* **Problem statement**
Only those lines running from the line that contains "What's the underlying" through the end of the material are to be written out, each exactly as shown.

* Start Data entries *

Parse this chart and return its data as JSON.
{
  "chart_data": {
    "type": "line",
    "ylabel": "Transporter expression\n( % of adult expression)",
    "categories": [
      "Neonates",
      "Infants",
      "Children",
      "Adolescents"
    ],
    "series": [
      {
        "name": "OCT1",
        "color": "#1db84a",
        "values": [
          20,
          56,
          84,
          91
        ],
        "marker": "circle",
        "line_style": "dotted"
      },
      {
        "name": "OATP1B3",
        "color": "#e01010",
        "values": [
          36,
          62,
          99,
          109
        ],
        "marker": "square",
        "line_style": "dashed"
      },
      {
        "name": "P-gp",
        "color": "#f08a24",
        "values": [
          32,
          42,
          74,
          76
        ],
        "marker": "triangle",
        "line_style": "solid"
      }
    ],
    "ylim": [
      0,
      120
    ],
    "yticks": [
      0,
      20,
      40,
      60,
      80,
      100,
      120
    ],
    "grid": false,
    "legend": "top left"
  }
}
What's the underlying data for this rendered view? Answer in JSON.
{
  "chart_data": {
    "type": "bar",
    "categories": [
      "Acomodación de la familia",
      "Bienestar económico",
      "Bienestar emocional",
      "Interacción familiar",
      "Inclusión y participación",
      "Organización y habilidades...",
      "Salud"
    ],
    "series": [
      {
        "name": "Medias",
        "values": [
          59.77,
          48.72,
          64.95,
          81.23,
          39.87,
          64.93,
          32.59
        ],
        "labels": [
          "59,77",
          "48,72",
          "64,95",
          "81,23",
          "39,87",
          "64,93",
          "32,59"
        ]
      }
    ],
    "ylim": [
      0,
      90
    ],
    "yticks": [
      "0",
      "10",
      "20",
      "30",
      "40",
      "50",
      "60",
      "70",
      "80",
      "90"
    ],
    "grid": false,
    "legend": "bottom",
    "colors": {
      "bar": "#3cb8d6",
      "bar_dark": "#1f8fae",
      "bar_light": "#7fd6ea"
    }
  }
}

* End Data entries *

* **Answer below**
What's the underlying data for this rendered view? Answer in JSON.
{
  "chart_data": {
    "type": "bar",
    "categories": [
      "Acomodación de la familia",
      "Bienestar económico",
      "Bienestar emocional",
      "Interacción familiar",
      "Inclusión y participación",
      "Organización y habilidades...",
      "Salud"
    ],
    "series": [
      {
        "name": "Medias",
        "values": [
          59.77,
          48.72,
          64.95,
          81.23,
          39.87,
          64.93,
          32.59
        ],
        "labels": [
          "59,77",
          "48,72",
          "64,95",
          "81,23",
          "39,87",
          "64,93",
          "32,59"
        ]
      }
    ],
    "ylim": [
      0,
      90
    ],
    "yticks": [
      "0",
      "10",
      "20",
      "30",
      "40",
      "50",
      "60",
      "70",
      "80",
      "90"
    ],
    "grid": false,
    "legend": "bottom",
    "colors": {
      "bar": "#3cb8d6",
      "bar_dark": "#1f8fae",
      "bar_light": "#7fd6ea"
    }
  }
}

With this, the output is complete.